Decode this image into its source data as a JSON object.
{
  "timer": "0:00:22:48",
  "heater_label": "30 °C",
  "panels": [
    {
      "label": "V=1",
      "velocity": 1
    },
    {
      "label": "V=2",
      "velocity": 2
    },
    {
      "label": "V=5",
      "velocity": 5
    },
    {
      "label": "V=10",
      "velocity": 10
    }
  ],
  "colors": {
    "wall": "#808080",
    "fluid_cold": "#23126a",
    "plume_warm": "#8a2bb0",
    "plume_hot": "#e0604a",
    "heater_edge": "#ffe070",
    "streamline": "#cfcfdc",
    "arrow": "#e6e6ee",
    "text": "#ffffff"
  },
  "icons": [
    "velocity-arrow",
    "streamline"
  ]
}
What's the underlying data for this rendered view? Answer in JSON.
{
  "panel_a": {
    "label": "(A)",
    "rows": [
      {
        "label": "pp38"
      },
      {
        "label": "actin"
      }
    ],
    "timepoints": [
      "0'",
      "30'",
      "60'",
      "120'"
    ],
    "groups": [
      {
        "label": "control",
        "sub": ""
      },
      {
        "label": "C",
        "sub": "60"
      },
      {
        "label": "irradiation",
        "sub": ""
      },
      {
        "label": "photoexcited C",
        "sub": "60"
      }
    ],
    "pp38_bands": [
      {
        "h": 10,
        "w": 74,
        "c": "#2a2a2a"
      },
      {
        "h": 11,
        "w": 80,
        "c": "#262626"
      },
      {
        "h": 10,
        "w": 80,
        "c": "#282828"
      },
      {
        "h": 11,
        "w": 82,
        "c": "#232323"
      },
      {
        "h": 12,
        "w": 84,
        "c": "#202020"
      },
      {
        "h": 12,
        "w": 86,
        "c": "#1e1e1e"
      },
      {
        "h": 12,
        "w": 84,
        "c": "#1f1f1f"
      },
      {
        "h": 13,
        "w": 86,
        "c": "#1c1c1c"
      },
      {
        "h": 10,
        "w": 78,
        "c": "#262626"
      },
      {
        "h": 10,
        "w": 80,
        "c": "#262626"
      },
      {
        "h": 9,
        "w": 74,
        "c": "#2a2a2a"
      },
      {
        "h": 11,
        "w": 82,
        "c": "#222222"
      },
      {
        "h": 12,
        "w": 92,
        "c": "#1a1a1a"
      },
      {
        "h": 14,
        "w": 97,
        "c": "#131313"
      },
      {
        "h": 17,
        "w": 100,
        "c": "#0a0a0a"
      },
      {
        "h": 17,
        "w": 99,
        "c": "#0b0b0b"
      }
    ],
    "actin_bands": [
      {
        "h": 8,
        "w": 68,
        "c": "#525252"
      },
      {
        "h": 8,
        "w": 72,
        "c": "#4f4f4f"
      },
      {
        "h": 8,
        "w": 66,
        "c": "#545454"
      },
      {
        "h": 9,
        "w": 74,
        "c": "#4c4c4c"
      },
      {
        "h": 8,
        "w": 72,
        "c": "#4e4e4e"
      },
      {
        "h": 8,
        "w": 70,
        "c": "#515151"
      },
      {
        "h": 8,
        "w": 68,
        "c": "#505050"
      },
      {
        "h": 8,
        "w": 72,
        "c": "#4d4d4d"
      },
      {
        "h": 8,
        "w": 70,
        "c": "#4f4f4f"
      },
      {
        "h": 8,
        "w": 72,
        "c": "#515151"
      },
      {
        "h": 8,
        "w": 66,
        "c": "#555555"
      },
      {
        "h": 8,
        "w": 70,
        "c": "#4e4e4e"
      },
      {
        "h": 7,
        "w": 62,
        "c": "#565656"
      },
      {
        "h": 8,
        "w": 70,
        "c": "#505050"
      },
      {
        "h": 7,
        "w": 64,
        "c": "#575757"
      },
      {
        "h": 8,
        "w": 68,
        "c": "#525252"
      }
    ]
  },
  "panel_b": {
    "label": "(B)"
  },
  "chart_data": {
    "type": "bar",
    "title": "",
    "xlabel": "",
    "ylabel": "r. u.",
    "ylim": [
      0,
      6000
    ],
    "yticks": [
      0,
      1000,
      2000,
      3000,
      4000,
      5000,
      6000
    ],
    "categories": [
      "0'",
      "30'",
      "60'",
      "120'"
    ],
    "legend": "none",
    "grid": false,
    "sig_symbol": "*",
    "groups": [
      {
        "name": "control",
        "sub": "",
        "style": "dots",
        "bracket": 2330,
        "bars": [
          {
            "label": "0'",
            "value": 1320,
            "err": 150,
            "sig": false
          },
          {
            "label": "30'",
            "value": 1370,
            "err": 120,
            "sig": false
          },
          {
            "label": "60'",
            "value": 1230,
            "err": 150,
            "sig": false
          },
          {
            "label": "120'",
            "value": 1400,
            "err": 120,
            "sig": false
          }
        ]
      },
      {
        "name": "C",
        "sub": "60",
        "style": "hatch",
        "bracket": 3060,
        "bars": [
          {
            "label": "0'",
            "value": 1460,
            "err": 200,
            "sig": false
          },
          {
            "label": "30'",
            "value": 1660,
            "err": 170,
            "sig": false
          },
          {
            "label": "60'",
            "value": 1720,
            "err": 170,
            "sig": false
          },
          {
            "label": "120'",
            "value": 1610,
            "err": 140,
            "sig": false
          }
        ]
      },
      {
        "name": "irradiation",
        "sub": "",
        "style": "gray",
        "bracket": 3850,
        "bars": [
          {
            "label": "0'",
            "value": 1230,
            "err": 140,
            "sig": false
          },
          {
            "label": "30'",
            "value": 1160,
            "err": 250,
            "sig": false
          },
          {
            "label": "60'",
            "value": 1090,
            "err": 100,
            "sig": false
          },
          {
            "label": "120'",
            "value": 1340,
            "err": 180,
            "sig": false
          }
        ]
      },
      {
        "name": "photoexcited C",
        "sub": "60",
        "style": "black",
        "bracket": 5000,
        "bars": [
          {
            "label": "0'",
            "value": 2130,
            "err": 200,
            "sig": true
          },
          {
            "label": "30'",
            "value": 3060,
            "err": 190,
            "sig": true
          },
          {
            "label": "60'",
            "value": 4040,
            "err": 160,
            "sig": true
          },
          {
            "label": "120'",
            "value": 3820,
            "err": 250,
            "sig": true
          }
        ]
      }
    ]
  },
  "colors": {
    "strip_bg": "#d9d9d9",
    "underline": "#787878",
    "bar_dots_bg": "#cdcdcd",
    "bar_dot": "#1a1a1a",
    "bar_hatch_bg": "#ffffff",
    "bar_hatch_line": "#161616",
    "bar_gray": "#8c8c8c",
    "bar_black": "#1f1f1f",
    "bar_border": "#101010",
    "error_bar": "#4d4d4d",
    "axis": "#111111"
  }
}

▬▬▬▬▬▬

§ **GOAL**:
Write every record out again, unaltered.

§ **COMPLETED EXERCISE**:
Decode this image into its source data as a JSON object.
{
  "timer": "0:00:22:48",
  "heater_label": "30 °C",
  "panels": [
    {
      "label": "V=1",
      "velocity": 1
    },
    {
      "label": "V=2",
      "velocity": 2
    },
    {
      "label": "V=5",
      "velocity": 5
    },
    {
      "label": "V=10",
      "velocity": 10
    }
  ],
  "colors": {
    "wall": "#808080",
    "fluid_cold": "#23126a",
    "plume_warm": "#8a2bb0",
    "plume_hot": "#e0604a",
    "heater_edge": "#ffe070",
    "streamline": "#cfcfdc",
    "arrow": "#e6e6ee",
    "text": "#ffffff"
  },
  "icons": [
    "velocity-arrow",
    "streamline"
  ]
}
What's the underlying data for this rendered view? Answer in JSON.
{
  "panel_a": {
    "label": "(A)",
    "rows": [
      {
        "label": "pp38"
      },
      {
        "label": "actin"
      }
    ],
    "timepoints": [
      "0'",
      "30'",
      "60'",
      "120'"
    ],
    "groups": [
      {
        "label": "control",
        "sub": ""
      },
      {
        "label": "C",
        "sub": "60"
      },
      {
        "label": "irradiation",
        "sub": ""
      },
      {
        "label": "photoexcited C",
        "sub": "60"
      }
    ],
    "pp38_bands": [
      {
        "h": 10,
        "w": 74,
        "c": "#2a2a2a"
      },
      {
        "h": 11,
        "w": 80,
        "c": "#262626"
      },
      {
        "h": 10,
        "w": 80,
        "c": "#282828"
      },
      {
        "h": 11,
        "w": 82,
        "c": "#232323"
      },
      {
        "h": 12,
        "w": 84,
        "c": "#202020"
      },
      {
        "h": 12,
        "w": 86,
        "c": "#1e1e1e"
      },
      {
        "h": 12,
        "w": 84,
        "c": "#1f1f1f"
      },
      {
        "h": 13,
        "w": 86,
        "c": "#1c1c1c"
      },
      {
        "h": 10,
        "w": 78,
        "c": "#262626"
      },
      {
        "h": 10,
        "w": 80,
        "c": "#262626"
      },
      {
        "h": 9,
        "w": 74,
        "c": "#2a2a2a"
      },
      {
        "h": 11,
        "w": 82,
        "c": "#222222"
      },
      {
        "h": 12,
        "w": 92,
        "c": "#1a1a1a"
      },
      {
        "h": 14,
        "w": 97,
        "c": "#131313"
      },
      {
        "h": 17,
        "w": 100,
        "c": "#0a0a0a"
      },
      {
        "h": 17,
        "w": 99,
        "c": "#0b0b0b"
      }
    ],
    "actin_bands": [
      {
        "h": 8,
        "w": 68,
        "c": "#525252"
      },
      {
        "h": 8,
        "w": 72,
        "c": "#4f4f4f"
      },
      {
        "h": 8,
        "w": 66,
        "c": "#545454"
      },
      {
        "h": 9,
        "w": 74,
        "c": "#4c4c4c"
      },
      {
        "h": 8,
        "w": 72,
        "c": "#4e4e4e"
      },
      {
        "h": 8,
        "w": 70,
        "c": "#515151"
      },
      {
        "h": 8,
        "w": 68,
        "c": "#505050"
      },
      {
        "h": 8,
        "w": 72,
        "c": "#4d4d4d"
      },
      {
        "h": 8,
        "w": 70,
        "c": "#4f4f4f"
      },
      {
        "h": 8,
        "w": 72,
        "c": "#515151"
      },
      {
        "h": 8,
        "w": 66,
        "c": "#555555"
      },
      {
        "h": 8,
        "w": 70,
        "c": "#4e4e4e"
      },
      {
        "h": 7,
        "w": 62,
        "c": "#565656"
      },
      {
        "h": 8,
        "w": 70,
        "c": "#505050"
      },
      {
        "h": 7,
        "w": 64,
        "c": "#575757"
      },
      {
        "h": 8,
        "w": 68,
        "c": "#525252"
      }
    ]
  },
  "panel_b": {
    "label": "(B)"
  },
  "chart_data": {
    "type": "bar",
    "title": "",
    "xlabel": "",
    "ylabel": "r. u.",
    "ylim": [
      0,
      6000
    ],
    "yticks": [
      0,
      1000,
      2000,
      3000,
      4000,
      5000,
      6000
    ],
    "categories": [
      "0'",
      "30'",
      "60'",
      "120'"
    ],
    "legend": "none",
    "grid": false,
    "sig_symbol": "*",
    "groups": [
      {
        "name": "control",
        "sub": "",
        "style": "dots",
        "bracket": 2330,
        "bars": [
          {
            "label": "0'",
            "value": 1320,
            "err": 150,
            "sig": false
          },
          {
            "label": "30'",
            "value": 1370,
            "err": 120,
            "sig": false
          },
          {
            "label": "60'",
            "value": 1230,
            "err": 150,
            "sig": false
          },
          {
            "label": "120'",
            "value": 1400,
            "err": 120,
            "sig": false
          }
        ]
      },
      {
        "name": "C",
        "sub": "60",
        "style": "hatch",
        "bracket": 3060,
        "bars": [
          {
            "label": "0'",
            "value": 1460,
            "err": 200,
            "sig": false
          },
          {
            "label": "30'",
            "value": 1660,
            "err": 170,
            "sig": false
          },
          {
            "label": "60'",
            "value": 1720,
            "err": 170,
            "sig": false
          },
          {
            "label": "120'",
            "value": 1610,
            "err": 140,
            "sig": false
          }
        ]
      },
      {
        "name": "irradiation",
        "sub": "",
        "style": "gray",
        "bracket": 3850,
        "bars": [
          {
            "label": "0'",
            "value": 1230,
            "err": 140,
            "sig": false
          },
          {
            "label": "30'",
            "value": 1160,
            "err": 250,
            "sig": false
          },
          {
            "label": "60'",
            "value": 1090,
            "err": 100,
            "sig": false
          },
          {
            "label": "120'",
            "value": 1340,
            "err": 180,
            "sig": false
          }
        ]
      },
      {
        "name": "photoexcited C",
        "sub": "60",
        "style": "black",
        "bracket": 5000,
        "bars": [
          {
            "label": "0'",
            "value": 2130,
            "err": 200,
            "sig": true
          },
          {
            "label": "30'",
            "value": 3060,
            "err": 190,
            "sig": true
          },
          {
            "label": "60'",
            "value": 4040,
            "err": 160,
            "sig": true
          },
          {
            "label": "120'",
            "value": 3820,
            "err": 250,
            "sig": true
          }
        ]
      }
    ]
  },
  "colors": {
    "strip_bg": "#d9d9d9",
    "underline": "#787878",
    "bar_dots_bg": "#cdcdcd",
    "bar_dot": "#1a1a1a",
    "bar_hatch_bg": "#ffffff",
    "bar_hatch_line": "#161616",
    "bar_gray": "#8c8c8c",
    "bar_black": "#1f1f1f",
    "bar_border": "#101010",
    "error_bar": "#4d4d4d",
    "axis": "#111111"
  }
}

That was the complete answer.